- _Records supplied_
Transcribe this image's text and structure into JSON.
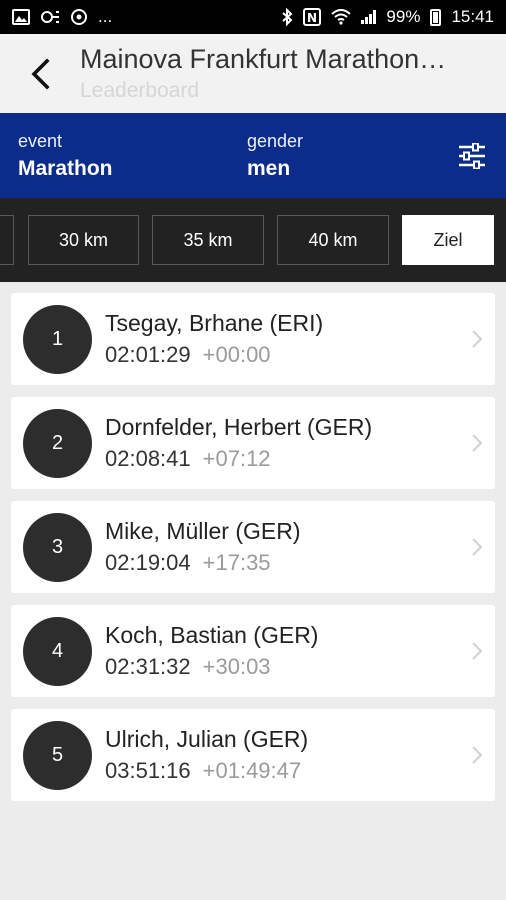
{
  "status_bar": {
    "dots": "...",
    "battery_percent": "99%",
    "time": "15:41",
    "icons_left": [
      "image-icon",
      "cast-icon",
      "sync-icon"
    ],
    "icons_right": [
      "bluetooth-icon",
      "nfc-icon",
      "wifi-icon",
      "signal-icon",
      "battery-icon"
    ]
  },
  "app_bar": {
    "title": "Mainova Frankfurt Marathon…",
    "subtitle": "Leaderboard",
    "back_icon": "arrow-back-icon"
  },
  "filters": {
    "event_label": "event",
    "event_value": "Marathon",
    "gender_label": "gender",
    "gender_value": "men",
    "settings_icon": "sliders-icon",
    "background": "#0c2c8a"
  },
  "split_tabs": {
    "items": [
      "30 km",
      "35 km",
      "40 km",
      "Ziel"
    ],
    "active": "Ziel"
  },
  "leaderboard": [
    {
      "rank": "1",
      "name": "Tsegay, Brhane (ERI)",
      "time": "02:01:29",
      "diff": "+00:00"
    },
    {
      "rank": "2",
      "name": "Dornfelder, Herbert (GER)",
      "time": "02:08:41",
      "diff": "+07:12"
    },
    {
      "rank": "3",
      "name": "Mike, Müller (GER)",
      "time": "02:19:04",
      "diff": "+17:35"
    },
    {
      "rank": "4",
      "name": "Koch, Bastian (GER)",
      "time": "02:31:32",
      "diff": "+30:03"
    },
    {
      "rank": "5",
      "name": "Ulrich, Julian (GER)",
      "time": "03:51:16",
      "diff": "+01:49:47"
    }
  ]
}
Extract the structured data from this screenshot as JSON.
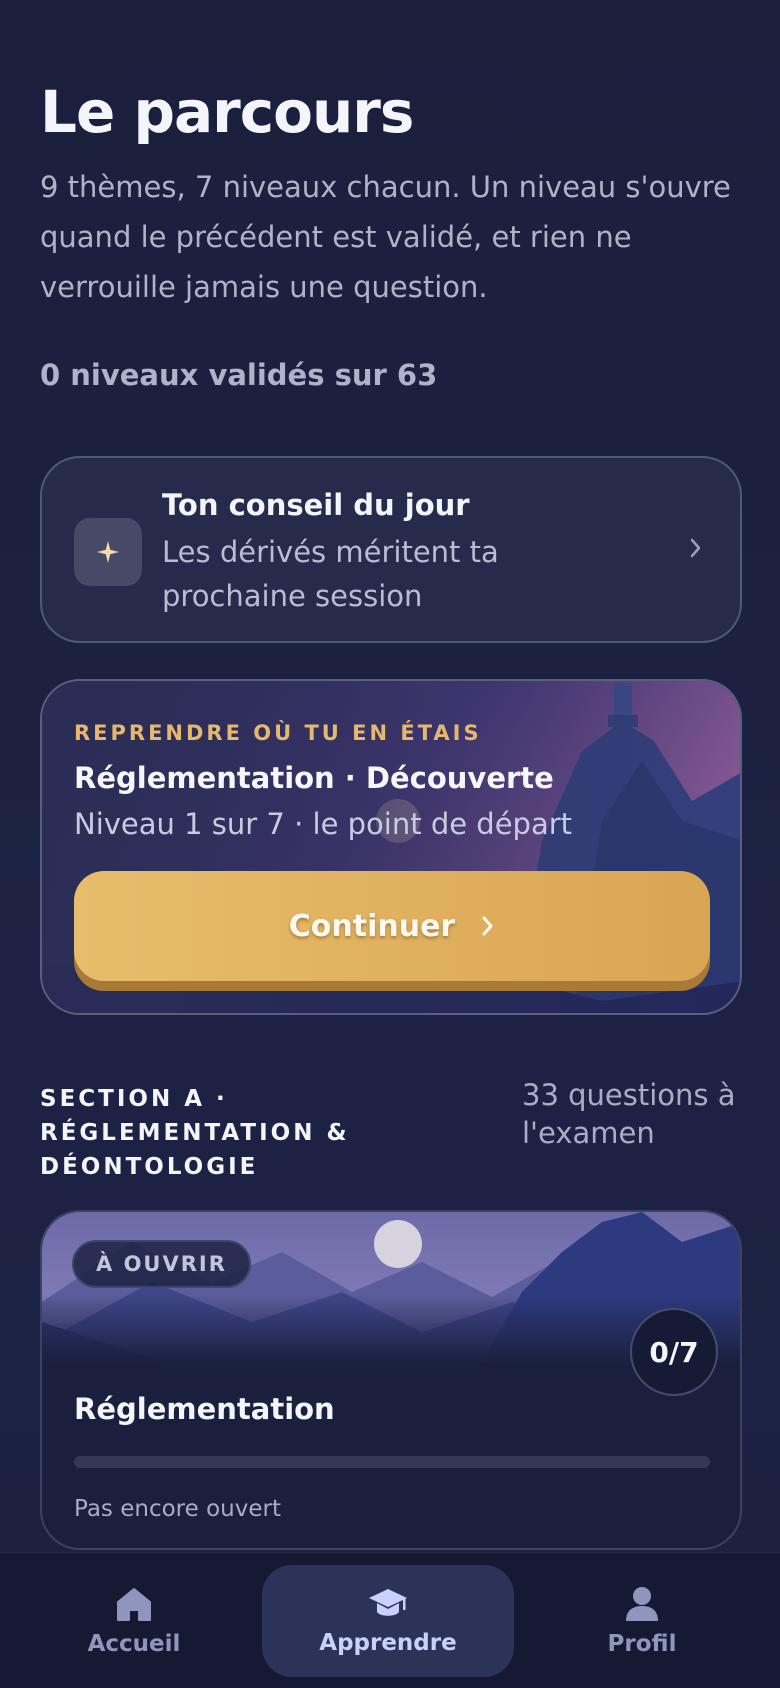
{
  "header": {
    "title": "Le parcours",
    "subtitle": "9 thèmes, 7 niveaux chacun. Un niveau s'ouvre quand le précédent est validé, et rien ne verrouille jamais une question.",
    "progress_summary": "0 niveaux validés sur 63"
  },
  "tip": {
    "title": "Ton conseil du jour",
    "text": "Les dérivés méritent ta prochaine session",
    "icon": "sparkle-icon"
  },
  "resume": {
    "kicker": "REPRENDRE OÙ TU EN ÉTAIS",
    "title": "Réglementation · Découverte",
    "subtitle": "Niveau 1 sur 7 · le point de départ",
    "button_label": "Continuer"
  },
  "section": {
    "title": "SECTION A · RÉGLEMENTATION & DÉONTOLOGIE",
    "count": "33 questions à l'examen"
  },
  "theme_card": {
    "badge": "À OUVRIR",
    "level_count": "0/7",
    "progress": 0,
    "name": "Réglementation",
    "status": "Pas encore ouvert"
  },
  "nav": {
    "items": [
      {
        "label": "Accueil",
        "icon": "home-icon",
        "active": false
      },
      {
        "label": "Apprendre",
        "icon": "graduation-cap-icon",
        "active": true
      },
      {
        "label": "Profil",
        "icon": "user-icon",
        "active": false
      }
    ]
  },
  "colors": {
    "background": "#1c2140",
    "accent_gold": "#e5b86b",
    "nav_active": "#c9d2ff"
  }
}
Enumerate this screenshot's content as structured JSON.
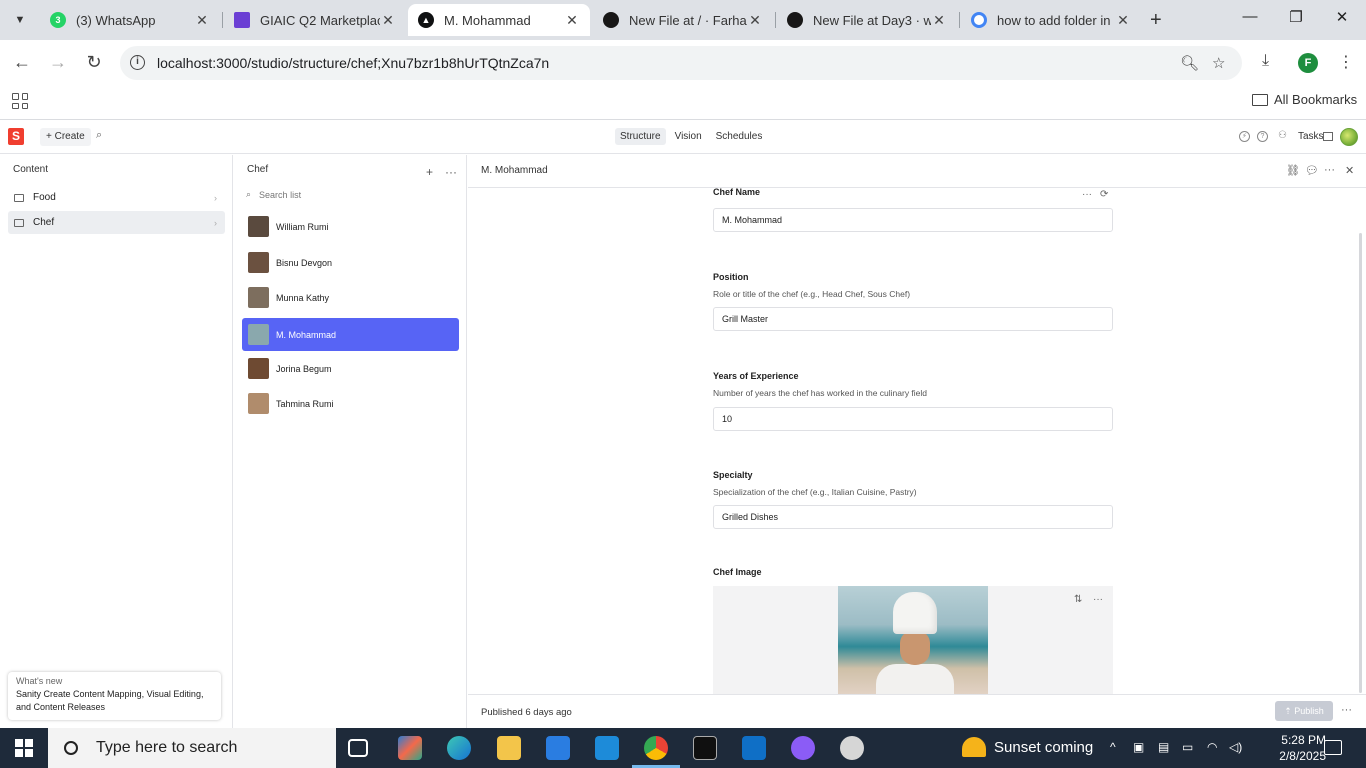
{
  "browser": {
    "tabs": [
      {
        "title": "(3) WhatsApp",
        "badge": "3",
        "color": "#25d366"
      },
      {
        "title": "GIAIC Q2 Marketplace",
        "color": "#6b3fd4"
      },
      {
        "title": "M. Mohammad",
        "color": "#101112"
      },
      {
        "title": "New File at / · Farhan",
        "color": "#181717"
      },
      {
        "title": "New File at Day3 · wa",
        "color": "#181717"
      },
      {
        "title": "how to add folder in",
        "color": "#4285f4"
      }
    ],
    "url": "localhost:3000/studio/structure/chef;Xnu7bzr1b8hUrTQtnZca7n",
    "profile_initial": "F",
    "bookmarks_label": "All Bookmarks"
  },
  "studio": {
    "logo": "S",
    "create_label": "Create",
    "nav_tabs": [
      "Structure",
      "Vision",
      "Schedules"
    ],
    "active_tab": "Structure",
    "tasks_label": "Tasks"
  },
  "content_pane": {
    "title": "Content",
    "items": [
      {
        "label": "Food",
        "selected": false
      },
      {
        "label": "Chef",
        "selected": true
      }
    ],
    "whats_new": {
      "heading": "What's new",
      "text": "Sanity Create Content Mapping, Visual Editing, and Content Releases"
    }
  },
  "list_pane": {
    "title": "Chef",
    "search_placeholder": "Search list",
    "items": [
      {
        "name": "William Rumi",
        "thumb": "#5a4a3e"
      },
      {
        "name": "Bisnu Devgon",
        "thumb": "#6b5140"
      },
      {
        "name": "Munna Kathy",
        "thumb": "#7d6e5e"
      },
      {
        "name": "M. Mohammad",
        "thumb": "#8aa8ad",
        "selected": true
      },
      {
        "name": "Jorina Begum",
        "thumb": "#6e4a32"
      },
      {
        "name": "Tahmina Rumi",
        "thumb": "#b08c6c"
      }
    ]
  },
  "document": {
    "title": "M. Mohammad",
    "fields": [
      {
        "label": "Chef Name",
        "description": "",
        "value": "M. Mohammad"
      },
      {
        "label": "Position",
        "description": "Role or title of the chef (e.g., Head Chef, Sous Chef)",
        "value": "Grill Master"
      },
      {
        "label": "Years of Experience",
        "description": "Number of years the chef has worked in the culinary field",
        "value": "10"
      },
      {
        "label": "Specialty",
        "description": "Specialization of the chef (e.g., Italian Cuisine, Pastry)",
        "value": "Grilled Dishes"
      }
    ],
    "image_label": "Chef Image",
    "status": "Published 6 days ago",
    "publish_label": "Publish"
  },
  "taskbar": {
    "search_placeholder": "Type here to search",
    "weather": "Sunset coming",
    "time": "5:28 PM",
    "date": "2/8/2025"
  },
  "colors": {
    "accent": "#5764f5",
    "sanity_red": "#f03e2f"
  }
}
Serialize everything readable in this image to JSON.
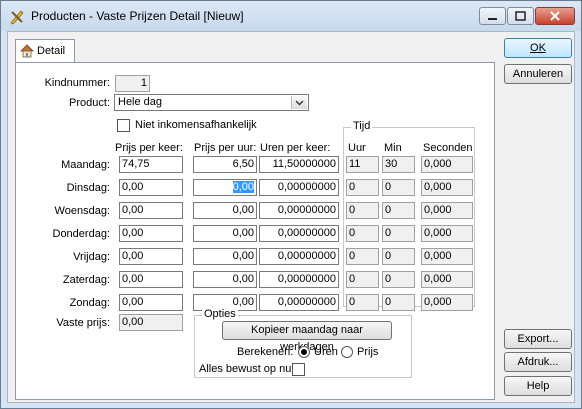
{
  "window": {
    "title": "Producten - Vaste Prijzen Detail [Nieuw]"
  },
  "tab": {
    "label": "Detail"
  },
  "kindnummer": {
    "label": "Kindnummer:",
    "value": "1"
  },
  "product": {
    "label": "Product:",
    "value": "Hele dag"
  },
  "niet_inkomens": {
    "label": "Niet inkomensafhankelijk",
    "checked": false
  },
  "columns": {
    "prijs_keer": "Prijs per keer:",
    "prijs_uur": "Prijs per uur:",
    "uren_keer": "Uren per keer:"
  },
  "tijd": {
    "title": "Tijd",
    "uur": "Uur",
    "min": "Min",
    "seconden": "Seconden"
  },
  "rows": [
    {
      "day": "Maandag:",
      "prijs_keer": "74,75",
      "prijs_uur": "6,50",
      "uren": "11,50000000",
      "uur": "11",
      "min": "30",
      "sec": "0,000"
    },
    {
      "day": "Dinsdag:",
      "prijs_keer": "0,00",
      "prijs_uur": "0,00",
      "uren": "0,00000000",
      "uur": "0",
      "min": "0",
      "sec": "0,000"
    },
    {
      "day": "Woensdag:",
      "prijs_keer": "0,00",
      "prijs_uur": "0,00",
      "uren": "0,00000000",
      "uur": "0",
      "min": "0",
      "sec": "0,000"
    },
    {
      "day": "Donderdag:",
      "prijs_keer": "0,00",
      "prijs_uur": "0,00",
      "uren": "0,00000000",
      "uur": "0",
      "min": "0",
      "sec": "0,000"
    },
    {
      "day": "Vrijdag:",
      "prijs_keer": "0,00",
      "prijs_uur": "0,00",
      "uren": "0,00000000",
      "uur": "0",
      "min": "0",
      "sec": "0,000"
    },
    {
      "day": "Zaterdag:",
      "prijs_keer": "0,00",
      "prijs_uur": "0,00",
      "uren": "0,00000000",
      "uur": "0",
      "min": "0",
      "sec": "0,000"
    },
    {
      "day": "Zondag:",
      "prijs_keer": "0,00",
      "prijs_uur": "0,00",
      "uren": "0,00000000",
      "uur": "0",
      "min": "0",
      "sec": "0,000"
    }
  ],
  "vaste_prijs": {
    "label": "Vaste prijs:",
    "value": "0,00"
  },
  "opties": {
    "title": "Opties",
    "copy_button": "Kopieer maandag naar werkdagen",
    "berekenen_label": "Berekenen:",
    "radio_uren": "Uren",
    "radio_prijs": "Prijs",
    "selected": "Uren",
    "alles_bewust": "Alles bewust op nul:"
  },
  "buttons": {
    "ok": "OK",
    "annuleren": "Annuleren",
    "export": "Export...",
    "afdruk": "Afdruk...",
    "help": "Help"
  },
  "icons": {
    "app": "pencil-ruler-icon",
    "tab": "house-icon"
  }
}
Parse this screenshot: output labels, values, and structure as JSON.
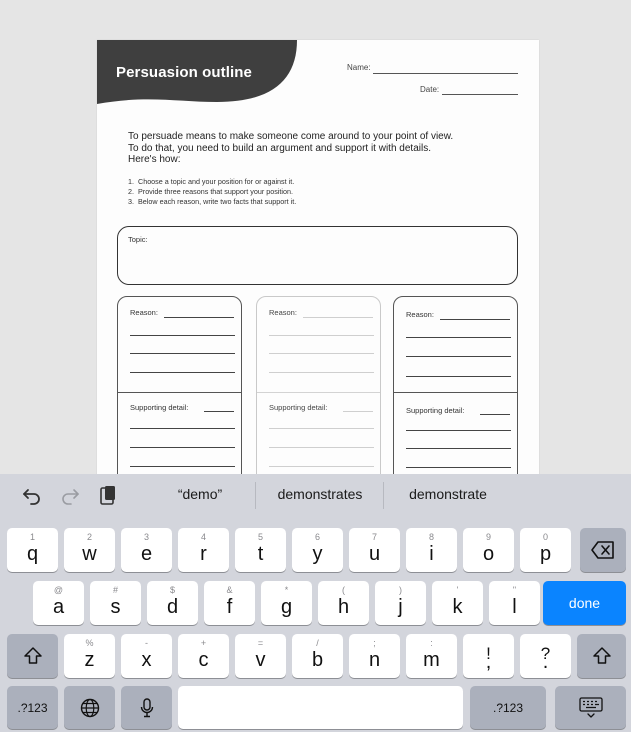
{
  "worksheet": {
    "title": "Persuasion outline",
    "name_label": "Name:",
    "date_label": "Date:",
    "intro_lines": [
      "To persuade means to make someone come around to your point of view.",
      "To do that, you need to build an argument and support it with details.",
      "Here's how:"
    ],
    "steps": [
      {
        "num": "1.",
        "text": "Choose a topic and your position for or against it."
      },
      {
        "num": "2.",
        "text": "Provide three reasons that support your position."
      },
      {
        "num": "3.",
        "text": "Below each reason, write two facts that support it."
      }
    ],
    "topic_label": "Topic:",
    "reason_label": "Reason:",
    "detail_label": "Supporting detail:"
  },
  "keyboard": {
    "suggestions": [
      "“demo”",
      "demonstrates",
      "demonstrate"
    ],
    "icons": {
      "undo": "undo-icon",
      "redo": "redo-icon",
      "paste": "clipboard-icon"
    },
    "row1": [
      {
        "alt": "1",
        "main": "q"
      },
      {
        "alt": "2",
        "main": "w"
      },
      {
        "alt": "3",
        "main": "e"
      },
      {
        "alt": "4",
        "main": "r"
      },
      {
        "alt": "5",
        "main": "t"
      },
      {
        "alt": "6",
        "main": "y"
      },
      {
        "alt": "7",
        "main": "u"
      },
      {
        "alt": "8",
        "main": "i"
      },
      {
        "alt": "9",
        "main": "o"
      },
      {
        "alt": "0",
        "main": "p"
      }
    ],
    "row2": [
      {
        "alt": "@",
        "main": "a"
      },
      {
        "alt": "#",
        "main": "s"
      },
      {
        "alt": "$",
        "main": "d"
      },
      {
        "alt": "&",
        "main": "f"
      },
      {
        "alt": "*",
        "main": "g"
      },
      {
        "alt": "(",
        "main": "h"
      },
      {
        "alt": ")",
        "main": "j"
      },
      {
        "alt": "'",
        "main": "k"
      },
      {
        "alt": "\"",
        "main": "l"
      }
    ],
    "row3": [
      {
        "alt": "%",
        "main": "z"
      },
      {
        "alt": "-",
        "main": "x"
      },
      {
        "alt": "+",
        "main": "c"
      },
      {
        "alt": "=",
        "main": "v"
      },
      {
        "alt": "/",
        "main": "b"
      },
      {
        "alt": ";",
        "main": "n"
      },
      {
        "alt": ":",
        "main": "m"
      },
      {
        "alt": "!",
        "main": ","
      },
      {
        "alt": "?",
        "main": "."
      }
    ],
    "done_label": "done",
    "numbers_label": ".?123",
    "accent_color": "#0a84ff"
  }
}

- _Short problem_
List all lines above in which the string "your" appears.

- _Task response_
      "To persuade means to make someone come around to your point of view.",
        "text": "Choose a topic and your position for or against it."
        "text": "Provide three reasons that support your position."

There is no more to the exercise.